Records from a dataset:
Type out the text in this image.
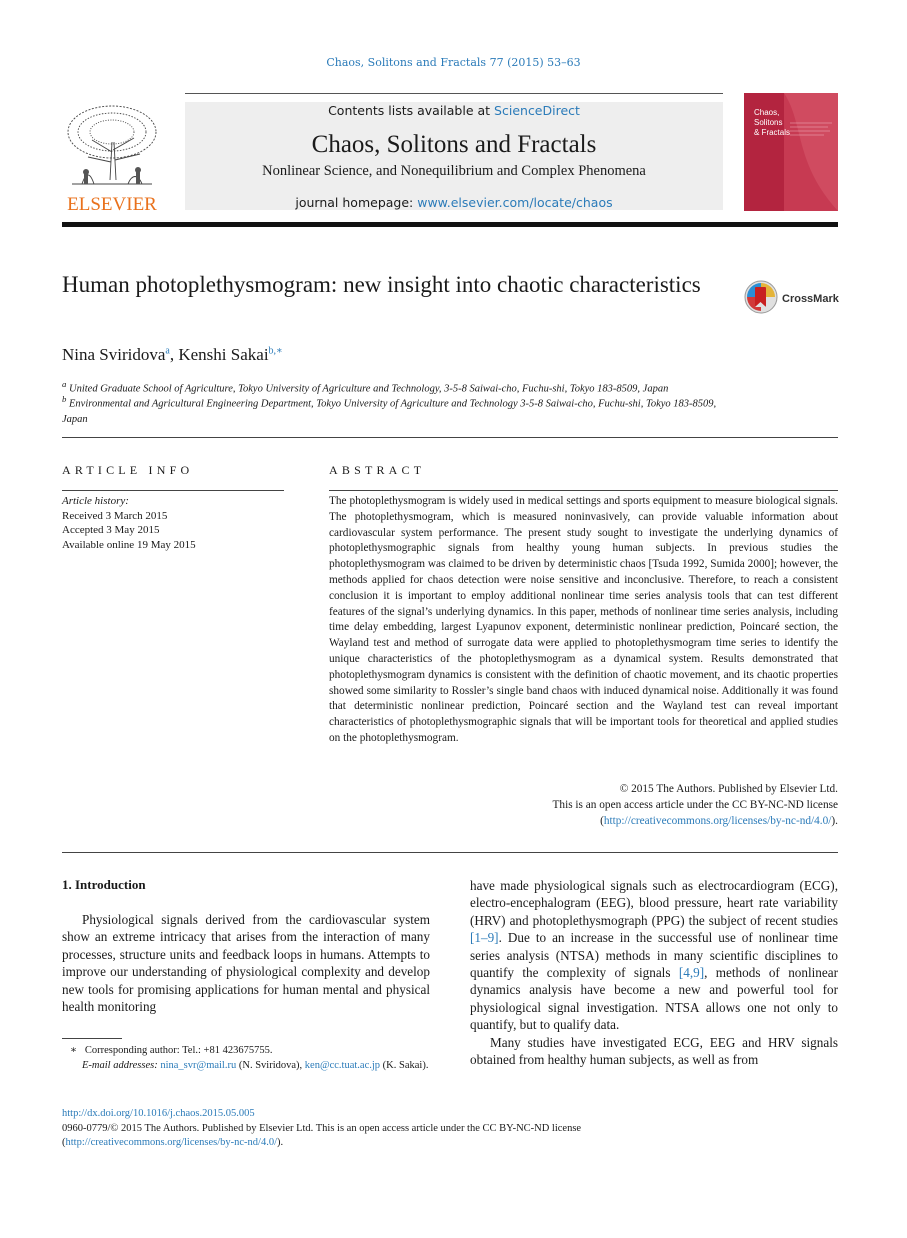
Chaos, Solitons and Fractals 77 (2015) 53–63
Contents lists available at ScienceDirect
Chaos, Solitons and Fractals
Nonlinear Science, and Nonequilibrium and Complex Phenomena
journal homepage: www.elsevier.com/locate/chaos
ELSEVIER
Chaos,
Solitons
& Fractals
Human photoplethysmogram: new insight into chaotic characteristics
CrossMark
Nina Sviridova$^a$, Kenshi Sakai$^{b,∗}$
$^a$ United Graduate School of Agriculture, Tokyo University of Agriculture and Technology, 3-5-8 Saiwai-cho, Fuchu-shi, Tokyo 183-8509, Japan
$^b$ Environmental and Agricultural Engineering Department, Tokyo University of Agriculture and Technology 3-5-8 Saiwai-cho, Fuchu-shi, Tokyo 183-8509, Japan
ARTICLE INFO	ABSTRACT
Article history:
Received 3 March 2015
Accepted 3 May 2015
Available online 19 May 2015
The photoplethysmogram is widely used in medical settings and sports equipment to measure biological signals. The photoplethysmogram, which is measured noninvasively, can provide valuable information about cardiovascular system performance. The present study sought to investigate the underlying dynamics of photoplethysmographic signals from healthy young human subjects. In previous studies the photoplethysmogram was claimed to be driven by deterministic chaos [Tsuda 1992, Sumida 2000]; however, the methods applied for chaos detection were noise sensitive and inconclusive. Therefore, to reach a consistent conclusion it is important to employ additional nonlinear time series analysis tools that can test different features of the signal’s underlying dynamics. In this paper, methods of nonlinear time series analysis, including time delay embedding, largest Lyapunov exponent, deterministic nonlinear prediction, Poincaré section, the Wayland test and method of surrogate data were applied to photoplethysmogram time series to identify the unique characteristics of the photoplethysmogram as a dynamical system. Results demonstrated that photoplethysmogram dynamics is consistent with the definition of chaotic movement, and its chaotic properties showed some similarity to Rossler’s single band chaos with induced dynamical noise. Additionally it was found that deterministic nonlinear prediction, Poincaré section and the Wayland test can reveal important characteristics of photoplethysmographic signals that will be important tools for theoretical and applied studies on the photoplethysmogram.
© 2015 The Authors. Published by Elsevier Ltd.
This is an open access article under the CC BY-NC-ND license
(http://creativecommons.org/licenses/by-nc-nd/4.0/).
1. Introduction
Physiological signals derived from the cardiovascular system show an extreme intricacy that arises from the interaction of many processes, structure units and feedback loops in humans. Attempts to improve our understanding of physiological complexity and develop new tools for promising applications for human mental and physical health monitoring

have made physiological signals such as electrocardiogram (ECG), electro-encephalogram (EEG), blood pressure, heart rate variability (HRV) and photoplethysmograph (PPG) the subject of recent studies [1–9]. Due to an increase in the successful use of nonlinear time series analysis (NTSA) methods in many scientific disciplines to quantify the complexity of signals [4,9], methods of nonlinear dynamics analysis have become a new and powerful tool for physiological signal investigation. NTSA allows one not only to quantify, but to qualify data.

Many studies have investigated ECG, EEG and HRV signals obtained from healthy human subjects, as well as from

∗ Corresponding author: Tel.: +81 423675755.
E-mail addresses: nina_svr@mail.ru (N. Sviridova), ken@cc.tuat.ac.jp (K. Sakai).
http://dx.doi.org/10.1016/j.chaos.2015.05.005
0960-0779/© 2015 The Authors. Published by Elsevier Ltd. This is an open access article under the CC BY-NC-ND license
(http://creativecommons.org/licenses/by-nc-nd/4.0/).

- [Brief]: Transcribe every entry above exactly. Omit all pictures.

- [Result below]:
Type out the text in this image.
Chaos, Solitons and Fractals 77 (2015) 53–63
Contents lists available at ScienceDirect
Chaos, Solitons and Fractals
Nonlinear Science, and Nonequilibrium and Complex Phenomena
journal homepage: www.elsevier.com/locate/chaos
ELSEVIER
Chaos,
Solitons
& Fractals
Human photoplethysmogram: new insight into chaotic characteristics
CrossMark
Nina Sviridova$^a$, Kenshi Sakai$^{b,∗}$
$^a$ United Graduate School of Agriculture, Tokyo University of Agriculture and Technology, 3-5-8 Saiwai-cho, Fuchu-shi, Tokyo 183-8509, Japan
$^b$ Environmental and Agricultural Engineering Department, Tokyo University of Agriculture and Technology 3-5-8 Saiwai-cho, Fuchu-shi, Tokyo 183-8509, Japan
ARTICLE INFO	ABSTRACT
Article history:
Received 3 March 2015
Accepted 3 May 2015
Available online 19 May 2015
The photoplethysmogram is widely used in medical settings and sports equipment to measure biological signals. The photoplethysmogram, which is measured noninvasively, can provide valuable information about cardiovascular system performance. The present study sought to investigate the underlying dynamics of photoplethysmographic signals from healthy young human subjects. In previous studies the photoplethysmogram was claimed to be driven by deterministic chaos [Tsuda 1992, Sumida 2000]; however, the methods applied for chaos detection were noise sensitive and inconclusive. Therefore, to reach a consistent conclusion it is important to employ additional nonlinear time series analysis tools that can test different features of the signal’s underlying dynamics. In this paper, methods of nonlinear time series analysis, including time delay embedding, largest Lyapunov exponent, deterministic nonlinear prediction, Poincaré section, the Wayland test and method of surrogate data were applied to photoplethysmogram time series to identify the unique characteristics of the photoplethysmogram as a dynamical system. Results demonstrated that photoplethysmogram dynamics is consistent with the definition of chaotic movement, and its chaotic properties showed some similarity to Rossler’s single band chaos with induced dynamical noise. Additionally it was found that deterministic nonlinear prediction, Poincaré section and the Wayland test can reveal important characteristics of photoplethysmographic signals that will be important tools for theoretical and applied studies on the photoplethysmogram.
© 2015 The Authors. Published by Elsevier Ltd.
This is an open access article under the CC BY-NC-ND license
(http://creativecommons.org/licenses/by-nc-nd/4.0/).
1. Introduction
Physiological signals derived from the cardiovascular system show an extreme intricacy that arises from the interaction of many processes, structure units and feedback loops in humans. Attempts to improve our understanding of physiological complexity and develop new tools for promising applications for human mental and physical health monitoring

have made physiological signals such as electrocardiogram (ECG), electro-encephalogram (EEG), blood pressure, heart rate variability (HRV) and photoplethysmograph (PPG) the subject of recent studies [1–9]. Due to an increase in the successful use of nonlinear time series analysis (NTSA) methods in many scientific disciplines to quantify the complexity of signals [4,9], methods of nonlinear dynamics analysis have become a new and powerful tool for physiological signal investigation. NTSA allows one not only to quantify, but to qualify data.

Many studies have investigated ECG, EEG and HRV signals obtained from healthy human subjects, as well as from

∗ Corresponding author: Tel.: +81 423675755.
E-mail addresses: nina_svr@mail.ru (N. Sviridova), ken@cc.tuat.ac.jp (K. Sakai).
http://dx.doi.org/10.1016/j.chaos.2015.05.005
0960-0779/© 2015 The Authors. Published by Elsevier Ltd. This is an open access article under the CC BY-NC-ND license
(http://creativecommons.org/licenses/by-nc-nd/4.0/).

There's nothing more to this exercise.